Some records
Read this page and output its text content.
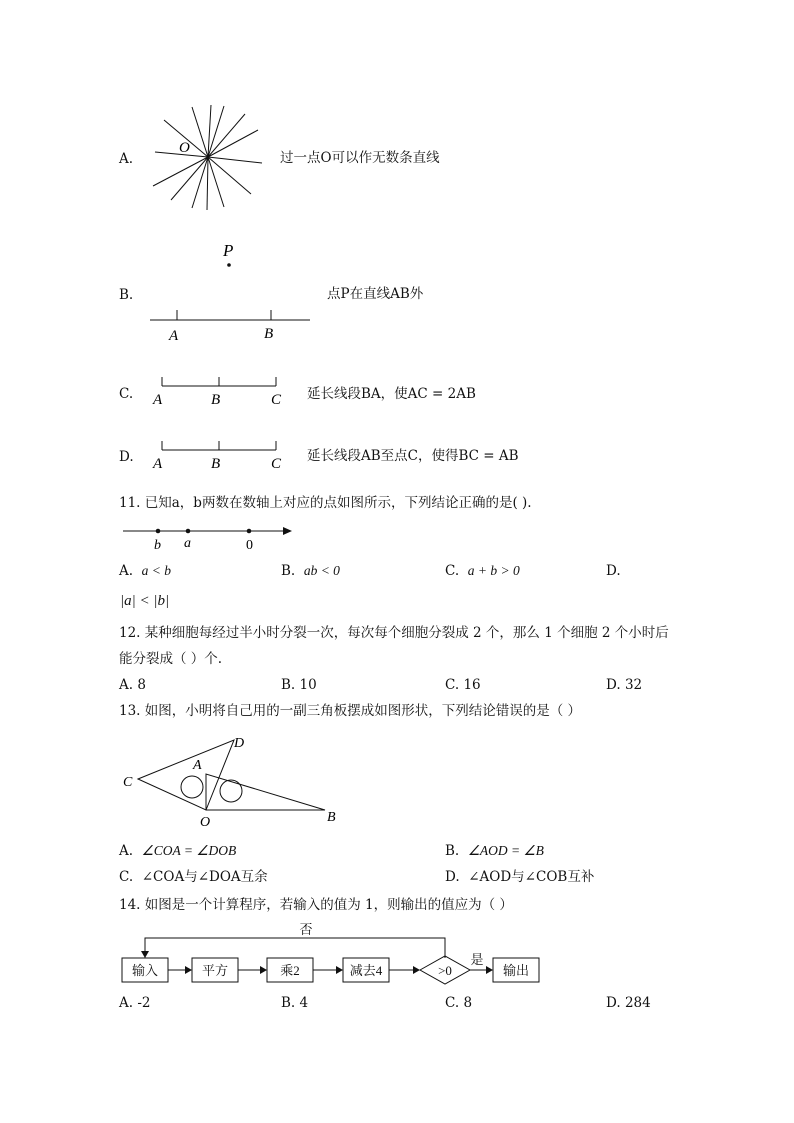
A.
O
过一点O可以作无数条直线
P
A	B
B.	点P在直线AB外
C. A	B	C 延长线段BA，使AC = 2AB
D. A	B	C 延长线段AB至点C，使得BC = AB
11. 已知a，b两数在数轴上对应的点如图所示，下列结论正确的是( ).
b a	0
A. a < b	B. ab < 0	C. a + b > 0	D.
|a| < |b|
12. 某种细胞每经过半小时分裂一次，每次每个细胞分裂成 2 个，那么 1 个细胞 2 个小时后
能分裂成（ ）个.
A. 8	B. 10	C. 16	D. 32
13. 如图，小明将自己用的一副三角板摆成如图形状，下列结论错误的是（ ）
D
A
C
O	B
A. ∠COA = ∠DOB	B. ∠AOD = ∠B
C. ∠COA与∠DOA互余	D. ∠AOD与∠COB互补
14. 如图是一个计算程序，若输入的值为 1，则输出的值应为（ ）
输入	平方	乘2	减去4	>0	输出
是
否
A. -2	B. 4	C. 8	D. 284
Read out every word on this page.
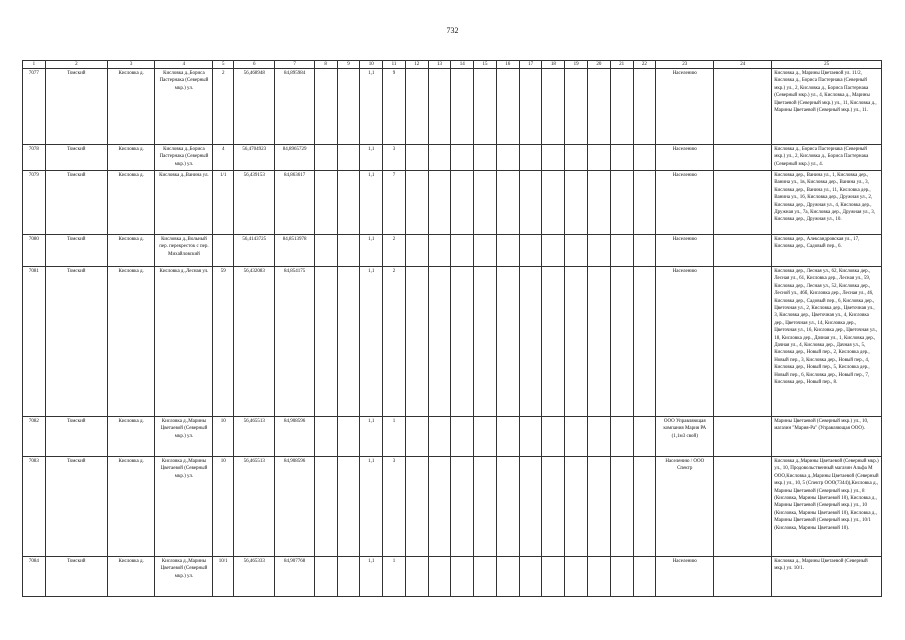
732
1	2	3	4	5	6	7	8	9	10	11	12	13	14	15	16	17	18	19	20	21	22	23	24	25
7077	Томский	Кисловка д.	Кисловка д.,Бориса Пастернака (Северный мкр.) ул.	2	56,468948	84,895984			1,1	9												Населению		Кисловка д., Марины Цветаевой ул. 11/2, Кисловка д., Бориса Пастернака (Северный мкр.) ул., 2, Кисловка д., Бориса Пастернака (Северный мкр.) ул., 4, Кисловка д., Марины Цветаевой (Северный мкр.) ул., 11, Кисловка д., Марины Цветаевой (Северный мкр.) ул., 11.
7078	Томский	Кисловка д.	Кисловка д.,Бориса Пастернака (Северный мкр.) ул.	4	56,4704923	84,8965729			1,1	3												Населению		Кисловка д., Бориса Пастернака (Северный мкр.) ул., 2, Кисловка д., Бориса Пастернака (Северный мкр.) ул., 4.
7079	Томский	Кисловка д.	Кисловка д.,Ванина ул.	1/1	56,439153	84,863617			1,1	7												Населению		Кисловка дер., Ванина ул., 1, Кисловка дер., Ванина ул., 1в, Кисловка дер., Ванина ул., 3, Кисловка дер., Ванина ул., 11, Кисловка дер., Ванина ул., 16, Кисловка дер., Дружная ул., 2, Кисловка дер., Дружная ул., 4, Кисловка дер., Дружная ул., 7а, Кисловка дер., Дружная ул., 3, Кисловка дер., Дружная ул., 10.
7080	Томский	Кисловка д.	Кисловка д.,Вольный пер. перекресток с пер. Михайловский		56,4143725	84,8513978			1,1	2												Населению		Кисловка дер., Александровская ул., 17, Кисловка дер., Садовый пер., 6.
7081	Томский	Кисловка д.	Кисловка д.,Лесная ул.	59	56,432083	84,854175			1,1	2												Населению		Кисловка дер., Лесная ул., 62, Кисловка дер., Лесная ул., 61, Кисловка дер., Лесная ул., 59, Кисловка дер., Лесная ул., 52, Кисловка дер., Лесной ул., 46б, Кисловка дер., Лесная ул., 46, Кисловка дер., Садовый пер., 6, Кисловка дер., Цветочная ул., 2, Кисловка дер., Цветочная ул., 3, Кисловка дер., Цветочная ул., 4, Кисловка дер., Цветочная ул., 14, Кисловка дер., Цветочная ул., 16, Кисловка дер., Цветочная ул., 18, Кисловка дер., Дачная ул., 1, Кисловка дер., Дачная ул., 4, Кисловка дер., Дачная ул., 5, Кисловка дер., Новый пер., 2, Кисловка дер., Новый пер., 3, Кисловка дер., Новый пер., 4, Кисловка дер., Новый пер., 5, Кисловка дер., Новый пер., 6, Кисловка дер., Новый пер., 7, Кисловка дер., Новый пер., 8.
7082	Томский	Кисловка д.	Кисловка д.,Марины Цветаевой (Северный мкр.) ул.	10	56,465513	84,908596			1,1	1												ООО Управляющая компания Мария РА (1,1м3 свой)		Марины Цветаевой (Северный мкр.) ул., 10, магазин "Мария-Ра" (Управляющая ООО).
7083	Томский	Кисловка д.	Кисловка д.,Марины Цветаевой (Северный мкр.) ул.	10	56,465513	84,908596			1,1	3												Населению / ООО Спектр		Кисловка д.,Марины Цветаевой (Северный мкр.) ул., 10, Продовольственный магазин Альфа М ООО,Кисловка д.,Марины Цветаевой (Северный мкр.) ул., 10, 5 (Спектр ООО(7344)),Кисловка д., Марины Цветаевой (Северный мкр.) ул., 8 (Кисловка, Марины Цветаевой 10), Кисловка д., Марины Цветаевой (Северный мкр.) ул., 10 (Кисловка, Марины Цветаевой 10), Кисловка д., Марины Цветаевой (Северный мкр.) ул., 10/1 (Кисловка, Марины Цветаевой 10).
7084	Томский	Кисловка д.	Кисловка д.,Марины Цветаевой (Северный мкр.) ул.	10/1	56,465333	84,907768			1,1	1												Населению		Кисловка д., Марины Цветаевой (Северный мкр.) ул. 10/1.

What the task asks: Count the lines that hold the string "Read" and state that number alone.

Finished exercise: 2